'''

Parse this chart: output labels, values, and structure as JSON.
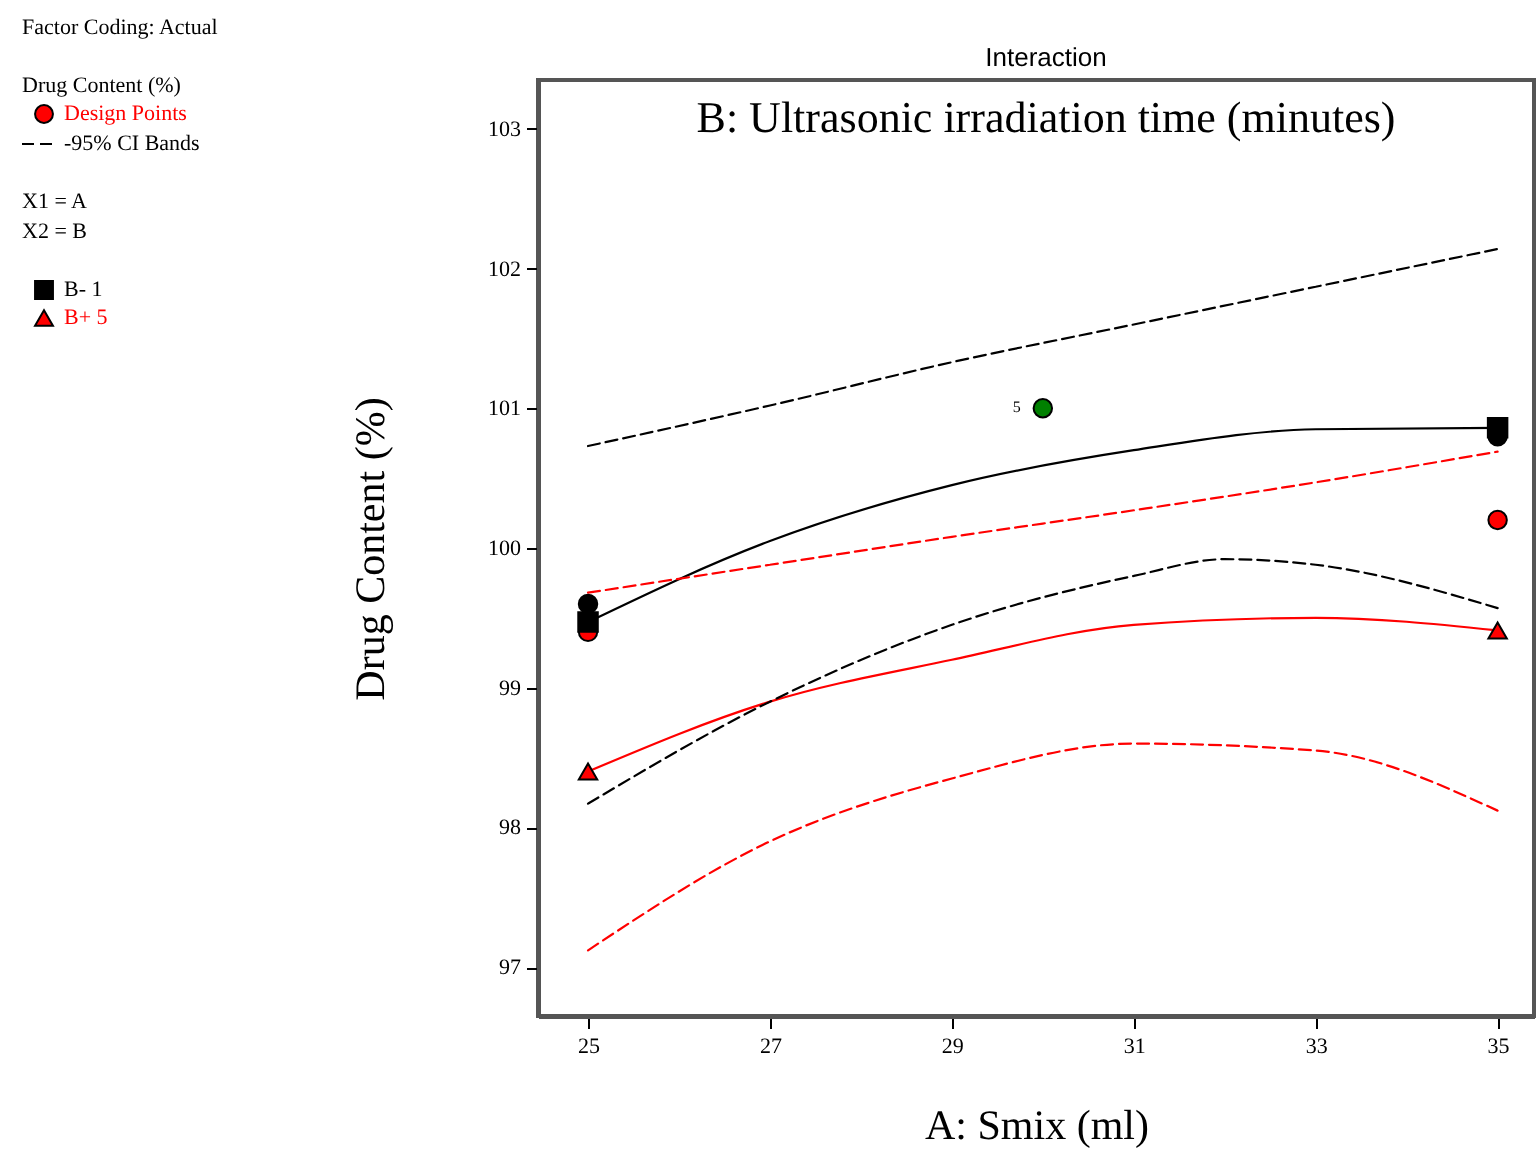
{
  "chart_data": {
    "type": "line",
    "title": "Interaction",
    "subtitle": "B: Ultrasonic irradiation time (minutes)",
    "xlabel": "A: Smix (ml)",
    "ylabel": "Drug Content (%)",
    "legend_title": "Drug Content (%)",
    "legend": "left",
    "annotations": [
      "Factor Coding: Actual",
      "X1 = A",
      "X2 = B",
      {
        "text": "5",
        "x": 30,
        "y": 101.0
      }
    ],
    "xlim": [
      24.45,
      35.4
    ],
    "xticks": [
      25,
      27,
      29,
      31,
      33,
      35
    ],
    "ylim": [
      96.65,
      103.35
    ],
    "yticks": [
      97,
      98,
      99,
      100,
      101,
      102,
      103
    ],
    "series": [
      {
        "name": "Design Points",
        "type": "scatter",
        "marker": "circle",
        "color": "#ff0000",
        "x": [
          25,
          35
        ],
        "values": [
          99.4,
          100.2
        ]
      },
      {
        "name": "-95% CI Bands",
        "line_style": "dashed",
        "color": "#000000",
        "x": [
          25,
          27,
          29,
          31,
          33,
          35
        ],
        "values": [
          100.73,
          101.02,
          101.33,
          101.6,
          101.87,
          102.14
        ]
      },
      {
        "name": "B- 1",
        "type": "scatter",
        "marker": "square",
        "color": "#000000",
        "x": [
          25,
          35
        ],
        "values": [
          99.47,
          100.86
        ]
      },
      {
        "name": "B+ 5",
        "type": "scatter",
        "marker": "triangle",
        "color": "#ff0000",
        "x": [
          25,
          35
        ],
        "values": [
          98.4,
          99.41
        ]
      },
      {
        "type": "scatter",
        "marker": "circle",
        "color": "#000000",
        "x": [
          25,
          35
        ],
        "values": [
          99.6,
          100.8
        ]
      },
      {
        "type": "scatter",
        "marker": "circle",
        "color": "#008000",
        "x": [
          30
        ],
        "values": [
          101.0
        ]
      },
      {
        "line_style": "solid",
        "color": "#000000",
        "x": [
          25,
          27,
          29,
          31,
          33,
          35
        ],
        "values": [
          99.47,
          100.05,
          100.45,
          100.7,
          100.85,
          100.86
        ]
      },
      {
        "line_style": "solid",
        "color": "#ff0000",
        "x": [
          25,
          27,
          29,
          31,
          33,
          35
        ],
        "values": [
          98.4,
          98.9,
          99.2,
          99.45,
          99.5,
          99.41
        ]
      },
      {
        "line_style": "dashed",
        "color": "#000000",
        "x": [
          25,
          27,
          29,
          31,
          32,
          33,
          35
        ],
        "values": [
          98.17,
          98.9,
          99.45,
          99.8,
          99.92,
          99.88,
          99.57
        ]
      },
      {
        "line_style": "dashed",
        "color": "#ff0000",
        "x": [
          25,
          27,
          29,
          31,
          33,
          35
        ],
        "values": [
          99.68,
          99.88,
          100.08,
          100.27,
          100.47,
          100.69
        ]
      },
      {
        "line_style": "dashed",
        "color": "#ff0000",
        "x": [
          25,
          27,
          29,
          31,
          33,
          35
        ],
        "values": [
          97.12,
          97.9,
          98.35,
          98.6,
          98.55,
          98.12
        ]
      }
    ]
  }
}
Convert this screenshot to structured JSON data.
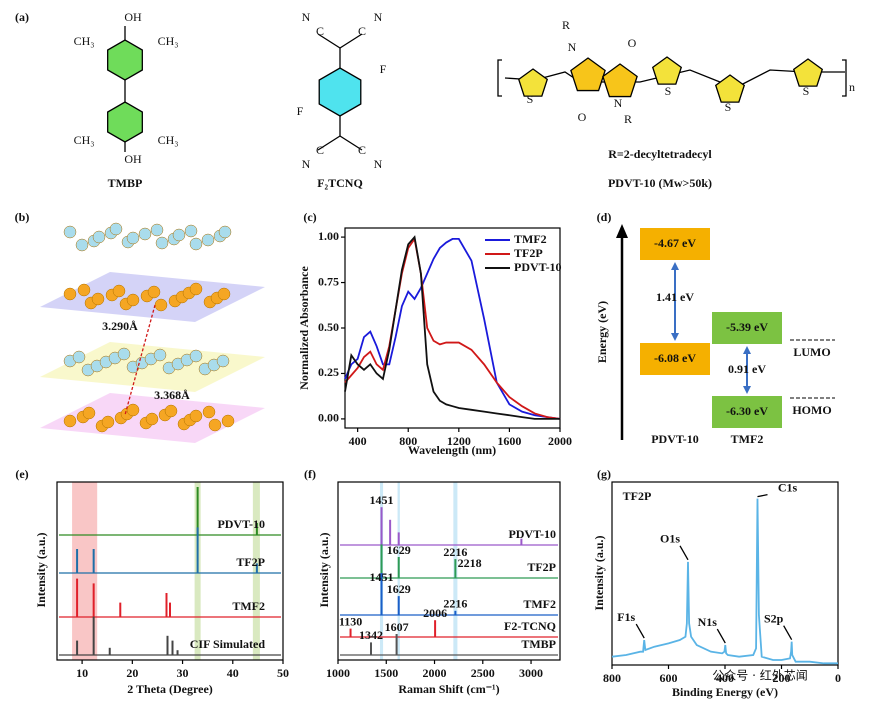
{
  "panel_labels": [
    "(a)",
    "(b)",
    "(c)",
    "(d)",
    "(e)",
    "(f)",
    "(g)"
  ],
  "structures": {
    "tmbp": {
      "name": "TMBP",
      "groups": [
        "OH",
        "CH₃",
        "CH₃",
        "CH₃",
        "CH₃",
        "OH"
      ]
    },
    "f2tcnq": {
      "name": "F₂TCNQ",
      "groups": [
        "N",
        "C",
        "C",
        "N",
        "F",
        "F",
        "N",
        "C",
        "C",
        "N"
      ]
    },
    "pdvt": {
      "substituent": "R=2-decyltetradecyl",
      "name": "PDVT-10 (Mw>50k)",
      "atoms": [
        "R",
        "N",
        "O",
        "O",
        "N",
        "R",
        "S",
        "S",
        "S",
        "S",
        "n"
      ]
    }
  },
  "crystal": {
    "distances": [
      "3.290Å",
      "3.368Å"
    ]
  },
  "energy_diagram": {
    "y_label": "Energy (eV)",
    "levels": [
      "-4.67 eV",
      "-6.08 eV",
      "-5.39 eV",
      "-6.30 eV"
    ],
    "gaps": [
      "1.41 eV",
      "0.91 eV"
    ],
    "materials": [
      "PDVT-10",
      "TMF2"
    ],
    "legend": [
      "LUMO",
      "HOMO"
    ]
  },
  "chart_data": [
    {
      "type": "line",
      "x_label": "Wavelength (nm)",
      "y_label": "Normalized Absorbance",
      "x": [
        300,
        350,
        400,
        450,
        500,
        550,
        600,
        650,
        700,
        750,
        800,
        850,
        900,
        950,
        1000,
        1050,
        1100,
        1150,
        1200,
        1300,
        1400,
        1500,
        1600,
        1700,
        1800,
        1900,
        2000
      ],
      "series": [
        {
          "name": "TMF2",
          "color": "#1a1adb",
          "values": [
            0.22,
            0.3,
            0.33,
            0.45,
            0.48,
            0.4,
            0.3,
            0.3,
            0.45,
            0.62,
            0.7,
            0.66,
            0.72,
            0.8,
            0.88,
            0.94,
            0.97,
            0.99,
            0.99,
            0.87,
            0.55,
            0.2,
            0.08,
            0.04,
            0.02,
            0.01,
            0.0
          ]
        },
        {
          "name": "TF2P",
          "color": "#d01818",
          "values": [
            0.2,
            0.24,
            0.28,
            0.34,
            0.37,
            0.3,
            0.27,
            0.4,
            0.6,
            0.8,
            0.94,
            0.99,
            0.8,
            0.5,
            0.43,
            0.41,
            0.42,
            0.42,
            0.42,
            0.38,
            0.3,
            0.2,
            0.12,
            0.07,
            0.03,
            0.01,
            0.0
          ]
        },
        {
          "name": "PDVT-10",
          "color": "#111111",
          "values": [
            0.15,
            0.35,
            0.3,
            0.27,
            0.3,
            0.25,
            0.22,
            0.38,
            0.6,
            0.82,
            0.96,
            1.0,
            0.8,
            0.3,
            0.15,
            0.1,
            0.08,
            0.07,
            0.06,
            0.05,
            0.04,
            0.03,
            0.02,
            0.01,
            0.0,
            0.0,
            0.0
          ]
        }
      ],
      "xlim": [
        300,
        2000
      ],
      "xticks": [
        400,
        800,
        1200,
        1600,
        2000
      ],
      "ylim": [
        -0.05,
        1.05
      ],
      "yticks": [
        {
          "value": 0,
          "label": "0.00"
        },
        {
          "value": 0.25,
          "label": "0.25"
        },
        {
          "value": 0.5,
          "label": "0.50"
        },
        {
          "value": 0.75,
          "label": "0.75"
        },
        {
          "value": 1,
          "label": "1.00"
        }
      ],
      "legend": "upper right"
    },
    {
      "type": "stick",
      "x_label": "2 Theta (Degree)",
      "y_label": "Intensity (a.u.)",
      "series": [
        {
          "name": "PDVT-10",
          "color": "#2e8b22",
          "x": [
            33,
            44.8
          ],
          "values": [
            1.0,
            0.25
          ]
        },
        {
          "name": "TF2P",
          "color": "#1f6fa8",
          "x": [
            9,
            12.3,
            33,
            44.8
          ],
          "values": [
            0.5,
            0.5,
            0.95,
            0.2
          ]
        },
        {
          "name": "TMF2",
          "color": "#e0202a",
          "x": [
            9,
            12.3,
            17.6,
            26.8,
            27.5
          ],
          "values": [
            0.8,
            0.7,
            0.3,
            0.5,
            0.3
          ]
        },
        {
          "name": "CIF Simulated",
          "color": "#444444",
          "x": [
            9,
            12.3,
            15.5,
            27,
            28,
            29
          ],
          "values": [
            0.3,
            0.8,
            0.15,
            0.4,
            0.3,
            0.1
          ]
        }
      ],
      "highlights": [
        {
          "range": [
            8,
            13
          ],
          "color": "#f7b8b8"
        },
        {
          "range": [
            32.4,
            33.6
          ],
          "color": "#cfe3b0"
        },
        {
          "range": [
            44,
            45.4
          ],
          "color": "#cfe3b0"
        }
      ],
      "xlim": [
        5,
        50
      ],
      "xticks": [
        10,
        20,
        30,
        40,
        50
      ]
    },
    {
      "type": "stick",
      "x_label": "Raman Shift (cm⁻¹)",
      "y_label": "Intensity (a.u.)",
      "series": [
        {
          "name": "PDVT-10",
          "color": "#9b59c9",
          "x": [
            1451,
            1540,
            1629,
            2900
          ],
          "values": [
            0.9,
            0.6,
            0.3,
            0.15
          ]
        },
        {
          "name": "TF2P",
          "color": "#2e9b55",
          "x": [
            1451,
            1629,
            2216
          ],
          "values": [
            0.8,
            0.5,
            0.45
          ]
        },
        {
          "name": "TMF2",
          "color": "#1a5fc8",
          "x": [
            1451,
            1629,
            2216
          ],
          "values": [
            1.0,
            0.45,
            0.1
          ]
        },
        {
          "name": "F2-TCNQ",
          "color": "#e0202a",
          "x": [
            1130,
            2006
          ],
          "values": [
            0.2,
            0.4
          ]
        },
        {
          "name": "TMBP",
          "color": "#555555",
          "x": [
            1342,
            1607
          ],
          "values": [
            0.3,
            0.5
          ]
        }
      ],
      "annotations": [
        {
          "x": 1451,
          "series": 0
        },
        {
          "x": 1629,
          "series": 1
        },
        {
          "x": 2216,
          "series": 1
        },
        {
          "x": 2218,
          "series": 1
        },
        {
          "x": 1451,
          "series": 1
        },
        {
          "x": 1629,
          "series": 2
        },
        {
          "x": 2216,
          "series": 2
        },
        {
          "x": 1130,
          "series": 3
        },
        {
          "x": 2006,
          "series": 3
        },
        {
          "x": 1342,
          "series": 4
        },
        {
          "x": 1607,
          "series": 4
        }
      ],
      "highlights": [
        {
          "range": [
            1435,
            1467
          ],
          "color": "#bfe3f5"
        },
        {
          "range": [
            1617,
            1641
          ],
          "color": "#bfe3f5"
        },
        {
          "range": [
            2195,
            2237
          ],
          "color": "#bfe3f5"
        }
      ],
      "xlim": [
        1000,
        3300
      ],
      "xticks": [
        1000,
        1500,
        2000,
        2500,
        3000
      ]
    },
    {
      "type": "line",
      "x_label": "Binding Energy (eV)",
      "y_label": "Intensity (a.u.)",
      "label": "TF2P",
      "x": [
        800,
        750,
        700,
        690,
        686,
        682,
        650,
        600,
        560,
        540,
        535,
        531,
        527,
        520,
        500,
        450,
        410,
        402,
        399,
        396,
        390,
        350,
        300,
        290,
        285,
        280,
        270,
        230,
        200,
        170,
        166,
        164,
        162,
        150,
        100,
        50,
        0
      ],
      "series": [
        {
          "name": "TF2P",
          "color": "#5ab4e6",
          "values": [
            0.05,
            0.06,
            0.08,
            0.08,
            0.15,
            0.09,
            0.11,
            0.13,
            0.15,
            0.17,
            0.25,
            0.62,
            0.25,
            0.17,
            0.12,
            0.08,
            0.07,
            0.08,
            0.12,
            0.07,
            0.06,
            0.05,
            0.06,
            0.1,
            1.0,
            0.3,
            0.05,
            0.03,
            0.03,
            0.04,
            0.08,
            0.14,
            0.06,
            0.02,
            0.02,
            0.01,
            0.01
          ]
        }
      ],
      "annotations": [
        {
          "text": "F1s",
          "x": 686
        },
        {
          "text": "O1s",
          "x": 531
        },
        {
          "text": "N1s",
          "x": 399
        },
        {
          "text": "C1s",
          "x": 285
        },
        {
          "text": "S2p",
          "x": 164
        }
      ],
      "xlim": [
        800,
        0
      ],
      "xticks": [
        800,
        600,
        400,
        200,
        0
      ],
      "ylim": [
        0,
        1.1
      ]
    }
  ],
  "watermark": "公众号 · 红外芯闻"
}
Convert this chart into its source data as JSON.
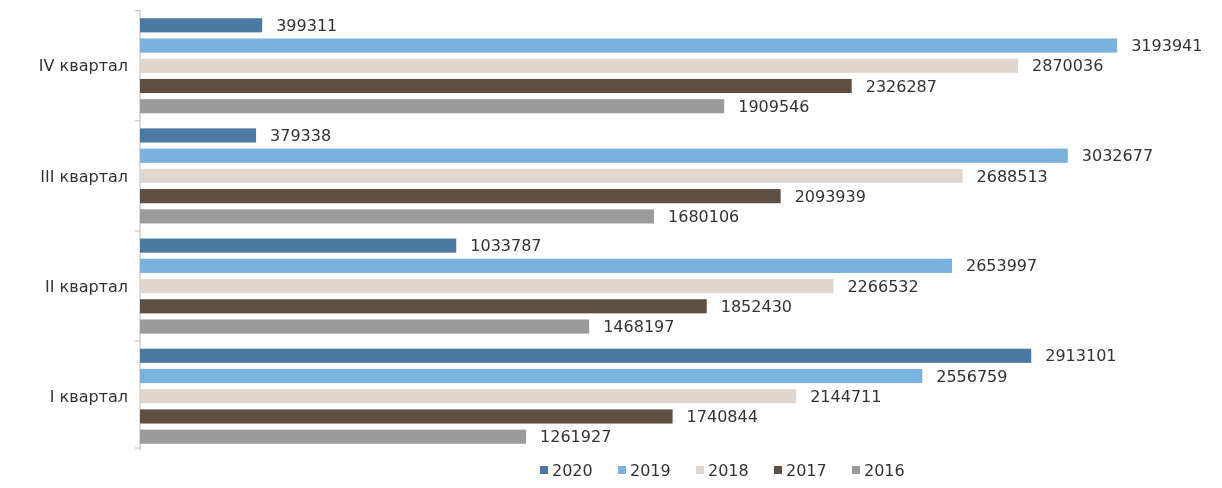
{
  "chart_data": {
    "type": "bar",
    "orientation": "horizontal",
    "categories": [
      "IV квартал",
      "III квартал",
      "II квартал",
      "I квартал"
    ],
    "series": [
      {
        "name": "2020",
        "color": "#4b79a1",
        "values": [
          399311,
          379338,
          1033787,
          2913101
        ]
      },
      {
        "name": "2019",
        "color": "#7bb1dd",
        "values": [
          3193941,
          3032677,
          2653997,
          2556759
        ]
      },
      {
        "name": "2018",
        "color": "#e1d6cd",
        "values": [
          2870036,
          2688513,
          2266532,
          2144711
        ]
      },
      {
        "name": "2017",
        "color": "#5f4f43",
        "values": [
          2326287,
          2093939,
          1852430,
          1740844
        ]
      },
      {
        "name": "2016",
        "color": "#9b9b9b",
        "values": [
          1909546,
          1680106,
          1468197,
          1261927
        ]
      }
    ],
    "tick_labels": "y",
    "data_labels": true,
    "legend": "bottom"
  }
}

'''

REQUEST =>
Out of the material above, gather each line where "text" appears.

SOLUTION FOR THIS PROBLEM =>
        "text": "5",
          "text": "F1s",
          "text": "O1s",
          "text": "N1s",
          "text": "C1s",
          "text": "S2p",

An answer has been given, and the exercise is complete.